## [Brief]
Every record should be written out exactly, with the pictures left out.
□ □ □ □ □
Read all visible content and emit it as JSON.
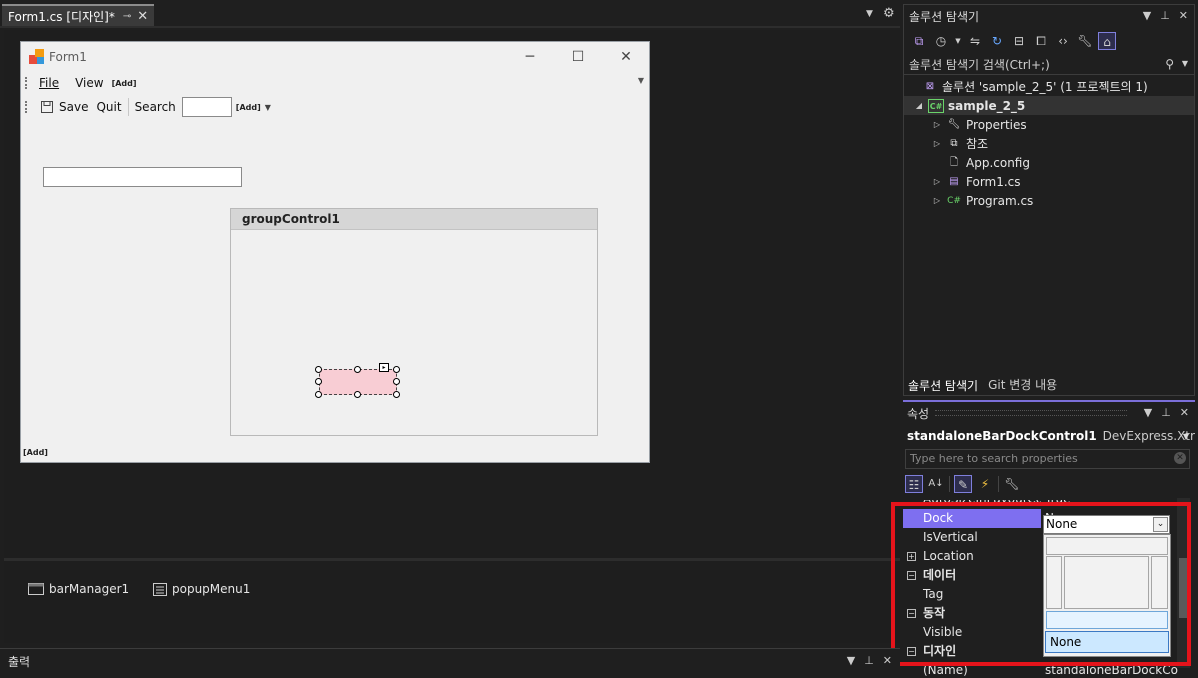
{
  "doc_tab": {
    "title": "Form1.cs [디자인]*",
    "pin": "⊸",
    "close": "✕"
  },
  "form": {
    "title": "Form1",
    "menu": {
      "file": "File",
      "view": "View",
      "add": "[Add]"
    },
    "toolbar": {
      "save": "Save",
      "quit": "Quit",
      "search_label": "Search",
      "add": "[Add]"
    },
    "group_title": "groupControl1",
    "bottom_add": "[Add]"
  },
  "tray": {
    "item1": "barManager1",
    "item2": "popupMenu1"
  },
  "solution_explorer": {
    "title": "솔루션 탐색기",
    "search_placeholder": "솔루션 탐색기 검색(Ctrl+;)",
    "tree": {
      "solution": "솔루션 'sample_2_5' (1 프로젝트의 1)",
      "project": "sample_2_5",
      "properties": "Properties",
      "references": "참조",
      "appconfig": "App.config",
      "form1": "Form1.cs",
      "program": "Program.cs"
    },
    "tabs": {
      "tab1": "솔루션 탐색기",
      "tab2": "Git 변경 내용"
    }
  },
  "properties": {
    "title": "속성",
    "object_name": "standaloneBarDockControl1",
    "object_type": "DevExpress.XtraBa",
    "search_placeholder": "Type here to search properties",
    "rows": {
      "autosize_name": "AutoSizeInLayoutConi",
      "autosize_value": "True",
      "dock_name": "Dock",
      "dock_value": "None",
      "isvertical_name": "IsVertical",
      "location_name": "Location",
      "cat_data": "데이터",
      "tag_name": "Tag",
      "cat_behavior": "동작",
      "visible_name": "Visible",
      "cat_design": "디자인",
      "name_name": "(Name)",
      "name_value": "standaloneBarDockCo"
    },
    "dock_option_none": "None"
  },
  "output": {
    "title": "출력"
  }
}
□ □ □ □ □
## [Answer to this problem]
Read all visible content and emit it as JSON.
{
  "doc_tab": {
    "title": "Form1.cs [디자인]*",
    "pin": "⊸",
    "close": "✕"
  },
  "form": {
    "title": "Form1",
    "menu": {
      "file": "File",
      "view": "View",
      "add": "[Add]"
    },
    "toolbar": {
      "save": "Save",
      "quit": "Quit",
      "search_label": "Search",
      "add": "[Add]"
    },
    "group_title": "groupControl1",
    "bottom_add": "[Add]"
  },
  "tray": {
    "item1": "barManager1",
    "item2": "popupMenu1"
  },
  "solution_explorer": {
    "title": "솔루션 탐색기",
    "search_placeholder": "솔루션 탐색기 검색(Ctrl+;)",
    "tree": {
      "solution": "솔루션 'sample_2_5' (1 프로젝트의 1)",
      "project": "sample_2_5",
      "properties": "Properties",
      "references": "참조",
      "appconfig": "App.config",
      "form1": "Form1.cs",
      "program": "Program.cs"
    },
    "tabs": {
      "tab1": "솔루션 탐색기",
      "tab2": "Git 변경 내용"
    }
  },
  "properties": {
    "title": "속성",
    "object_name": "standaloneBarDockControl1",
    "object_type": "DevExpress.XtraBa",
    "search_placeholder": "Type here to search properties",
    "rows": {
      "autosize_name": "AutoSizeInLayoutConi",
      "autosize_value": "True",
      "dock_name": "Dock",
      "dock_value": "None",
      "isvertical_name": "IsVertical",
      "location_name": "Location",
      "cat_data": "데이터",
      "tag_name": "Tag",
      "cat_behavior": "동작",
      "visible_name": "Visible",
      "cat_design": "디자인",
      "name_name": "(Name)",
      "name_value": "standaloneBarDockCo"
    },
    "dock_option_none": "None"
  },
  "output": {
    "title": "출력"
  }
}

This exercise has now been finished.